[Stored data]
■ ■ ■
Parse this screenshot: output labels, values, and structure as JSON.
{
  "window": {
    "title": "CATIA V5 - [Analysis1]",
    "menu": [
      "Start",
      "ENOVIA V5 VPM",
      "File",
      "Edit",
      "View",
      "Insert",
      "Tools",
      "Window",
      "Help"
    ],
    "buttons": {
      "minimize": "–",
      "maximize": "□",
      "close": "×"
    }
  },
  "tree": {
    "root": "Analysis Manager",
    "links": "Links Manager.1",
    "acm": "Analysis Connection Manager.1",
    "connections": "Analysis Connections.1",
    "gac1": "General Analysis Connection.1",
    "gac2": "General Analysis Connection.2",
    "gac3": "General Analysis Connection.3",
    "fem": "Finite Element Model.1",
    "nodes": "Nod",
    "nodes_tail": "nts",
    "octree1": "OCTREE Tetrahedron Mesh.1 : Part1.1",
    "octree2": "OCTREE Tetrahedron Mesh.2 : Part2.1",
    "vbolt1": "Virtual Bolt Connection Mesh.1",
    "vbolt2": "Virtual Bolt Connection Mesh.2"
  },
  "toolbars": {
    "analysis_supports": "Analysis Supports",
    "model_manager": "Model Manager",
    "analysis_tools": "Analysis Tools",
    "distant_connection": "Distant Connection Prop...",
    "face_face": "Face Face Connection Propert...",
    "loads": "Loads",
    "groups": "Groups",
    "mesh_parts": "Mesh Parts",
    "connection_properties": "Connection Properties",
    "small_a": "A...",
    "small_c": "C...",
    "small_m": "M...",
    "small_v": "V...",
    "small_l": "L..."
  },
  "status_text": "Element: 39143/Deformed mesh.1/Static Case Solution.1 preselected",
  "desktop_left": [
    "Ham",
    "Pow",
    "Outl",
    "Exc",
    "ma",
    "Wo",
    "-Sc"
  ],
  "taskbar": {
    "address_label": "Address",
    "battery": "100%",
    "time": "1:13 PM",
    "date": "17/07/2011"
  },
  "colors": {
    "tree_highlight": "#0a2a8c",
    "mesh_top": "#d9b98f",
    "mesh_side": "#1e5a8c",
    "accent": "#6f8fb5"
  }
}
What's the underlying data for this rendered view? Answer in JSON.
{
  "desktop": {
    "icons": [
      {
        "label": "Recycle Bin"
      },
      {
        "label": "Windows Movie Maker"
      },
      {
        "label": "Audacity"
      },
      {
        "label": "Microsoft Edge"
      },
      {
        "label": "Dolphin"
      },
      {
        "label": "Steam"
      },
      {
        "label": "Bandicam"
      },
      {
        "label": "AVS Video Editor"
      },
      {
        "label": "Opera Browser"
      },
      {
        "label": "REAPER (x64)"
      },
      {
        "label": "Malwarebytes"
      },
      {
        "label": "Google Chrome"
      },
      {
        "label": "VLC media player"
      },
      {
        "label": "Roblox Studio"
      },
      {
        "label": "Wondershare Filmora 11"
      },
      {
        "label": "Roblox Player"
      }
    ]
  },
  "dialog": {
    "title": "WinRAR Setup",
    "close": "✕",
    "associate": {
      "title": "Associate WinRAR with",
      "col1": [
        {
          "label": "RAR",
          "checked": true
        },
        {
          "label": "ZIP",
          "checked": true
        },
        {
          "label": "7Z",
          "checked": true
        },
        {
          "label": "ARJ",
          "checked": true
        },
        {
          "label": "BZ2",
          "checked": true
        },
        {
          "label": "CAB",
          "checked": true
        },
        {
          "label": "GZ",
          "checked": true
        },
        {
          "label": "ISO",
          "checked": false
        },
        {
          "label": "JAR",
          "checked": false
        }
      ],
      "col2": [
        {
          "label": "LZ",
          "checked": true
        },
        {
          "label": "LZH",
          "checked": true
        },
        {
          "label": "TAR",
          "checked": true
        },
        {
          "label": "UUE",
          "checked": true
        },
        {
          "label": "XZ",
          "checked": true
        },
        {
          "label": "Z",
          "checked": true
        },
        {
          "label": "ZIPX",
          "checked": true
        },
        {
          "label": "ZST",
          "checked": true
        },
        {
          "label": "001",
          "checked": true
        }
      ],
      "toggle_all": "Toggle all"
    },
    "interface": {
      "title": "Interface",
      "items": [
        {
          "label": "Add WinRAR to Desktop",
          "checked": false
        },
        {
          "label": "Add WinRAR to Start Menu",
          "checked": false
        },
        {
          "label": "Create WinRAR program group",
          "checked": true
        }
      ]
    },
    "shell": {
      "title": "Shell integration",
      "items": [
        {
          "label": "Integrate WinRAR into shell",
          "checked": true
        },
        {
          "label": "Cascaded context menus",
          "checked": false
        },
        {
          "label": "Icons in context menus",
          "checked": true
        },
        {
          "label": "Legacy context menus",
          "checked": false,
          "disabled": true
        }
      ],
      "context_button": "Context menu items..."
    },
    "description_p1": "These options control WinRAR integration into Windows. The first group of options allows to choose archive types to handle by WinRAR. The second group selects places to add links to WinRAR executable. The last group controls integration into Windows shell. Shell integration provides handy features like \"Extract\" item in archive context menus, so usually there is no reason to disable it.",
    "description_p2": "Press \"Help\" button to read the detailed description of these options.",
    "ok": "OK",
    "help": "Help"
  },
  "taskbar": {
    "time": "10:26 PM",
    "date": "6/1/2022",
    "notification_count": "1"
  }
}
■ ■ ■
*EXERCISE INSTRUCTIONS*.
Write out the material exactly as given.

*RESULT FOR THIS TASK*.
Parse this screenshot: output labels, values, and structure as JSON.
{
  "window": {
    "title": "CATIA V5 - [Analysis1]",
    "menu": [
      "Start",
      "ENOVIA V5 VPM",
      "File",
      "Edit",
      "View",
      "Insert",
      "Tools",
      "Window",
      "Help"
    ],
    "buttons": {
      "minimize": "–",
      "maximize": "□",
      "close": "×"
    }
  },
  "tree": {
    "root": "Analysis Manager",
    "links": "Links Manager.1",
    "acm": "Analysis Connection Manager.1",
    "connections": "Analysis Connections.1",
    "gac1": "General Analysis Connection.1",
    "gac2": "General Analysis Connection.2",
    "gac3": "General Analysis Connection.3",
    "fem": "Finite Element Model.1",
    "nodes": "Nod",
    "nodes_tail": "nts",
    "octree1": "OCTREE Tetrahedron Mesh.1 : Part1.1",
    "octree2": "OCTREE Tetrahedron Mesh.2 : Part2.1",
    "vbolt1": "Virtual Bolt Connection Mesh.1",
    "vbolt2": "Virtual Bolt Connection Mesh.2"
  },
  "toolbars": {
    "analysis_supports": "Analysis Supports",
    "model_manager": "Model Manager",
    "analysis_tools": "Analysis Tools",
    "distant_connection": "Distant Connection Prop...",
    "face_face": "Face Face Connection Propert...",
    "loads": "Loads",
    "groups": "Groups",
    "mesh_parts": "Mesh Parts",
    "connection_properties": "Connection Properties",
    "small_a": "A...",
    "small_c": "C...",
    "small_m": "M...",
    "small_v": "V...",
    "small_l": "L..."
  },
  "status_text": "Element: 39143/Deformed mesh.1/Static Case Solution.1 preselected",
  "desktop_left": [
    "Ham",
    "Pow",
    "Outl",
    "Exc",
    "ma",
    "Wo",
    "-Sc"
  ],
  "taskbar": {
    "address_label": "Address",
    "battery": "100%",
    "time": "1:13 PM",
    "date": "17/07/2011"
  },
  "colors": {
    "tree_highlight": "#0a2a8c",
    "mesh_top": "#d9b98f",
    "mesh_side": "#1e5a8c",
    "accent": "#6f8fb5"
  }
}
What's the underlying data for this rendered view? Answer in JSON.
{
  "desktop": {
    "icons": [
      {
        "label": "Recycle Bin"
      },
      {
        "label": "Windows Movie Maker"
      },
      {
        "label": "Audacity"
      },
      {
        "label": "Microsoft Edge"
      },
      {
        "label": "Dolphin"
      },
      {
        "label": "Steam"
      },
      {
        "label": "Bandicam"
      },
      {
        "label": "AVS Video Editor"
      },
      {
        "label": "Opera Browser"
      },
      {
        "label": "REAPER (x64)"
      },
      {
        "label": "Malwarebytes"
      },
      {
        "label": "Google Chrome"
      },
      {
        "label": "VLC media player"
      },
      {
        "label": "Roblox Studio"
      },
      {
        "label": "Wondershare Filmora 11"
      },
      {
        "label": "Roblox Player"
      }
    ]
  },
  "dialog": {
    "title": "WinRAR Setup",
    "close": "✕",
    "associate": {
      "title": "Associate WinRAR with",
      "col1": [
        {
          "label": "RAR",
          "checked": true
        },
        {
          "label": "ZIP",
          "checked": true
        },
        {
          "label": "7Z",
          "checked": true
        },
        {
          "label": "ARJ",
          "checked": true
        },
        {
          "label": "BZ2",
          "checked": true
        },
        {
          "label": "CAB",
          "checked": true
        },
        {
          "label": "GZ",
          "checked": true
        },
        {
          "label": "ISO",
          "checked": false
        },
        {
          "label": "JAR",
          "checked": false
        }
      ],
      "col2": [
        {
          "label": "LZ",
          "checked": true
        },
        {
          "label": "LZH",
          "checked": true
        },
        {
          "label": "TAR",
          "checked": true
        },
        {
          "label": "UUE",
          "checked": true
        },
        {
          "label": "XZ",
          "checked": true
        },
        {
          "label": "Z",
          "checked": true
        },
        {
          "label": "ZIPX",
          "checked": true
        },
        {
          "label": "ZST",
          "checked": true
        },
        {
          "label": "001",
          "checked": true
        }
      ],
      "toggle_all": "Toggle all"
    },
    "interface": {
      "title": "Interface",
      "items": [
        {
          "label": "Add WinRAR to Desktop",
          "checked": false
        },
        {
          "label": "Add WinRAR to Start Menu",
          "checked": false
        },
        {
          "label": "Create WinRAR program group",
          "checked": true
        }
      ]
    },
    "shell": {
      "title": "Shell integration",
      "items": [
        {
          "label": "Integrate WinRAR into shell",
          "checked": true
        },
        {
          "label": "Cascaded context menus",
          "checked": false
        },
        {
          "label": "Icons in context menus",
          "checked": true
        },
        {
          "label": "Legacy context menus",
          "checked": false,
          "disabled": true
        }
      ],
      "context_button": "Context menu items..."
    },
    "description_p1": "These options control WinRAR integration into Windows. The first group of options allows to choose archive types to handle by WinRAR. The second group selects places to add links to WinRAR executable. The last group controls integration into Windows shell. Shell integration provides handy features like \"Extract\" item in archive context menus, so usually there is no reason to disable it.",
    "description_p2": "Press \"Help\" button to read the detailed description of these options.",
    "ok": "OK",
    "help": "Help"
  },
  "taskbar": {
    "time": "10:26 PM",
    "date": "6/1/2022",
    "notification_count": "1"
  }
}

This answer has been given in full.